>>>>

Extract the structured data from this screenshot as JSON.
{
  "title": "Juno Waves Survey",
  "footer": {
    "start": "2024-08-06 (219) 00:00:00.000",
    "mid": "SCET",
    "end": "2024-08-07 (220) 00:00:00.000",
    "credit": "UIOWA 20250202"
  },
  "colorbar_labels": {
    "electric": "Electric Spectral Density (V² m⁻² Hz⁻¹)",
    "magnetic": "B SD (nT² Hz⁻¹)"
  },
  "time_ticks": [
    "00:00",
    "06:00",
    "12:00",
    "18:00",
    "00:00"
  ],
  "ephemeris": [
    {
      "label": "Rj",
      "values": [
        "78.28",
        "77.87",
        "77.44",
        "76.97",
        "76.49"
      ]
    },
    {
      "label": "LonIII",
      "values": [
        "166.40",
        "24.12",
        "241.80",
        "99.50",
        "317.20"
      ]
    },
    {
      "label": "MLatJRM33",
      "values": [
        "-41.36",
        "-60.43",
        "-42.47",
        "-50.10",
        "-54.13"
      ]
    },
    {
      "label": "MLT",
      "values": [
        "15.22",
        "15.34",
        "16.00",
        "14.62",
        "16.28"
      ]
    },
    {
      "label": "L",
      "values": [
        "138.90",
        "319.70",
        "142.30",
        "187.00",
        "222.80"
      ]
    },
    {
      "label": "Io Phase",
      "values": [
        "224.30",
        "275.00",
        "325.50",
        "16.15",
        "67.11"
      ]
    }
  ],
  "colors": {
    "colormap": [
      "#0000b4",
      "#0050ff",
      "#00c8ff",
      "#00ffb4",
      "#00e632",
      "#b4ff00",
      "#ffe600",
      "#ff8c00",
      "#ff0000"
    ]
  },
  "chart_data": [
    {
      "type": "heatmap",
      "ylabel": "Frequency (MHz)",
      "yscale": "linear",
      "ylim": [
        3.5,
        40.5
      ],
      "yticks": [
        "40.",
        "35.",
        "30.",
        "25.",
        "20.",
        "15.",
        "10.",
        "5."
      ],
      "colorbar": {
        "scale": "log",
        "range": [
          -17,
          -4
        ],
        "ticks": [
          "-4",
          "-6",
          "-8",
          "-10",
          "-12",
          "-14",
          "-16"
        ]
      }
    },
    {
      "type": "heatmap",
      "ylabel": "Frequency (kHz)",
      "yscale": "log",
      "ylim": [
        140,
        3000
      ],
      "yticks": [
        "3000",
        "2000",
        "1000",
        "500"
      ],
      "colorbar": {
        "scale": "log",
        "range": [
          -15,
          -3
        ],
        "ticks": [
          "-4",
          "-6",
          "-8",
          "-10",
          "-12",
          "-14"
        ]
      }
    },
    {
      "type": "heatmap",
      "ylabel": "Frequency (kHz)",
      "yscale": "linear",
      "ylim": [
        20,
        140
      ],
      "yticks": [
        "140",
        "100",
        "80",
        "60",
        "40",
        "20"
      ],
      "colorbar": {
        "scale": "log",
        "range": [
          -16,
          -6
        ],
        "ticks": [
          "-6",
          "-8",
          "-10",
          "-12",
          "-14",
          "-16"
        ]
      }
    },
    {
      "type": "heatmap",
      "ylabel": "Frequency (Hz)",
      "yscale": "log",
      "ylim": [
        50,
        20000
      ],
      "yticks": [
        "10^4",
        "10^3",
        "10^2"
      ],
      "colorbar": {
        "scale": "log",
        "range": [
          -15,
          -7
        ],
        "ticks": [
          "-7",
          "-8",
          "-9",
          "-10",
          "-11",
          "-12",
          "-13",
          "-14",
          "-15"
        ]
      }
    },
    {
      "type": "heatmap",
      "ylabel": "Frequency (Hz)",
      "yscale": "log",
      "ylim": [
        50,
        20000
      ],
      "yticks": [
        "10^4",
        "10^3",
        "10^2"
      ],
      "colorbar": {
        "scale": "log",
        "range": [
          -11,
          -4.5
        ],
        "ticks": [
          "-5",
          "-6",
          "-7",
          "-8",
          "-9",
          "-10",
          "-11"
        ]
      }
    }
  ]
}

<<<<

[Job] Would you write down every record again, exactly?

[Solution to this task]
Extract the structured data from this screenshot as JSON.
{
  "title": "Juno Waves Survey",
  "footer": {
    "start": "2024-08-06 (219) 00:00:00.000",
    "mid": "SCET",
    "end": "2024-08-07 (220) 00:00:00.000",
    "credit": "UIOWA 20250202"
  },
  "colorbar_labels": {
    "electric": "Electric Spectral Density (V² m⁻² Hz⁻¹)",
    "magnetic": "B SD (nT² Hz⁻¹)"
  },
  "time_ticks": [
    "00:00",
    "06:00",
    "12:00",
    "18:00",
    "00:00"
  ],
  "ephemeris": [
    {
      "label": "Rj",
      "values": [
        "78.28",
        "77.87",
        "77.44",
        "76.97",
        "76.49"
      ]
    },
    {
      "label": "LonIII",
      "values": [
        "166.40",
        "24.12",
        "241.80",
        "99.50",
        "317.20"
      ]
    },
    {
      "label": "MLatJRM33",
      "values": [
        "-41.36",
        "-60.43",
        "-42.47",
        "-50.10",
        "-54.13"
      ]
    },
    {
      "label": "MLT",
      "values": [
        "15.22",
        "15.34",
        "16.00",
        "14.62",
        "16.28"
      ]
    },
    {
      "label": "L",
      "values": [
        "138.90",
        "319.70",
        "142.30",
        "187.00",
        "222.80"
      ]
    },
    {
      "label": "Io Phase",
      "values": [
        "224.30",
        "275.00",
        "325.50",
        "16.15",
        "67.11"
      ]
    }
  ],
  "colors": {
    "colormap": [
      "#0000b4",
      "#0050ff",
      "#00c8ff",
      "#00ffb4",
      "#00e632",
      "#b4ff00",
      "#ffe600",
      "#ff8c00",
      "#ff0000"
    ]
  },
  "chart_data": [
    {
      "type": "heatmap",
      "ylabel": "Frequency (MHz)",
      "yscale": "linear",
      "ylim": [
        3.5,
        40.5
      ],
      "yticks": [
        "40.",
        "35.",
        "30.",
        "25.",
        "20.",
        "15.",
        "10.",
        "5."
      ],
      "colorbar": {
        "scale": "log",
        "range": [
          -17,
          -4
        ],
        "ticks": [
          "-4",
          "-6",
          "-8",
          "-10",
          "-12",
          "-14",
          "-16"
        ]
      }
    },
    {
      "type": "heatmap",
      "ylabel": "Frequency (kHz)",
      "yscale": "log",
      "ylim": [
        140,
        3000
      ],
      "yticks": [
        "3000",
        "2000",
        "1000",
        "500"
      ],
      "colorbar": {
        "scale": "log",
        "range": [
          -15,
          -3
        ],
        "ticks": [
          "-4",
          "-6",
          "-8",
          "-10",
          "-12",
          "-14"
        ]
      }
    },
    {
      "type": "heatmap",
      "ylabel": "Frequency (kHz)",
      "yscale": "linear",
      "ylim": [
        20,
        140
      ],
      "yticks": [
        "140",
        "100",
        "80",
        "60",
        "40",
        "20"
      ],
      "colorbar": {
        "scale": "log",
        "range": [
          -16,
          -6
        ],
        "ticks": [
          "-6",
          "-8",
          "-10",
          "-12",
          "-14",
          "-16"
        ]
      }
    },
    {
      "type": "heatmap",
      "ylabel": "Frequency (Hz)",
      "yscale": "log",
      "ylim": [
        50,
        20000
      ],
      "yticks": [
        "10^4",
        "10^3",
        "10^2"
      ],
      "colorbar": {
        "scale": "log",
        "range": [
          -15,
          -7
        ],
        "ticks": [
          "-7",
          "-8",
          "-9",
          "-10",
          "-11",
          "-12",
          "-13",
          "-14",
          "-15"
        ]
      }
    },
    {
      "type": "heatmap",
      "ylabel": "Frequency (Hz)",
      "yscale": "log",
      "ylim": [
        50,
        20000
      ],
      "yticks": [
        "10^4",
        "10^3",
        "10^2"
      ],
      "colorbar": {
        "scale": "log",
        "range": [
          -11,
          -4.5
        ],
        "ticks": [
          "-5",
          "-6",
          "-7",
          "-8",
          "-9",
          "-10",
          "-11"
        ]
      }
    }
  ]
}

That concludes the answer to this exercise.